» OBJECTIVE
Copy out exactly each line from the line with "Type out the text in this image." through the last line of the material below.

» ITEMS
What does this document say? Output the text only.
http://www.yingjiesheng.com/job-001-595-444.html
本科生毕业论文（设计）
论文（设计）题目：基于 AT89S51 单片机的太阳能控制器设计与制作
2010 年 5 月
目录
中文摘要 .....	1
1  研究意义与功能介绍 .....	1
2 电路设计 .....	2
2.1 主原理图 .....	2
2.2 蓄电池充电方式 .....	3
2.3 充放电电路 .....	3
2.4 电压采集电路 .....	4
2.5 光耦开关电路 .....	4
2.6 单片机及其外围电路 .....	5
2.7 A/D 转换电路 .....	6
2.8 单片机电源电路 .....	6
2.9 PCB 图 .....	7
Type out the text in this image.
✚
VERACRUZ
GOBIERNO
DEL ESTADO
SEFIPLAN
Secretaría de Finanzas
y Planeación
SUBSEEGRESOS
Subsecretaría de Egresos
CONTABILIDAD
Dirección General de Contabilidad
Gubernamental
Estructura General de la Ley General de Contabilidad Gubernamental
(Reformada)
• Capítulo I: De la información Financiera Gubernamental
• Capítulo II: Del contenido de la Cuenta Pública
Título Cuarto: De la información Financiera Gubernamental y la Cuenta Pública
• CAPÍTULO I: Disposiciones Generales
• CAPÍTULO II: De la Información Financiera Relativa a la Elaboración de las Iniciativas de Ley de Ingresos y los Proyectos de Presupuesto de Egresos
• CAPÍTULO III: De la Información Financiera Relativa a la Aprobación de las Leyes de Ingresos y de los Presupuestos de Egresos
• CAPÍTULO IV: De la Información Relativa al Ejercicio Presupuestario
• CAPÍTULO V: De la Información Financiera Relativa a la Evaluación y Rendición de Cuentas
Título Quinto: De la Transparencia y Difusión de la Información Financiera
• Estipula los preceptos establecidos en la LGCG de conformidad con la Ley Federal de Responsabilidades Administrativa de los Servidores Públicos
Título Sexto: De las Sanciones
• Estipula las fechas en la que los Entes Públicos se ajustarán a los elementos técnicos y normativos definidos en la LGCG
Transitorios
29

» RESPONSE TO THE EXERCISE
Type out the text in this image.
✚
VERACRUZ
GOBIERNO
DEL ESTADO
SEFIPLAN
Secretaría de Finanzas
y Planeación
SUBSEEGRESOS
Subsecretaría de Egresos
CONTABILIDAD
Dirección General de Contabilidad
Gubernamental
Estructura General de la Ley General de Contabilidad Gubernamental
(Reformada)
• Capítulo I: De la información Financiera Gubernamental
• Capítulo II: Del contenido de la Cuenta Pública
Título Cuarto: De la información Financiera Gubernamental y la Cuenta Pública
• CAPÍTULO I: Disposiciones Generales
• CAPÍTULO II: De la Información Financiera Relativa a la Elaboración de las Iniciativas de Ley de Ingresos y los Proyectos de Presupuesto de Egresos
• CAPÍTULO III: De la Información Financiera Relativa a la Aprobación de las Leyes de Ingresos y de los Presupuestos de Egresos
• CAPÍTULO IV: De la Información Relativa al Ejercicio Presupuestario
• CAPÍTULO V: De la Información Financiera Relativa a la Evaluación y Rendición de Cuentas
Título Quinto: De la Transparencia y Difusión de la Información Financiera
• Estipula los preceptos establecidos en la LGCG de conformidad con la Ley Federal de Responsabilidades Administrativa de los Servidores Públicos
Título Sexto: De las Sanciones
• Estipula las fechas en la que los Entes Públicos se ajustarán a los elementos técnicos y normativos definidos en la LGCG
Transitorios
29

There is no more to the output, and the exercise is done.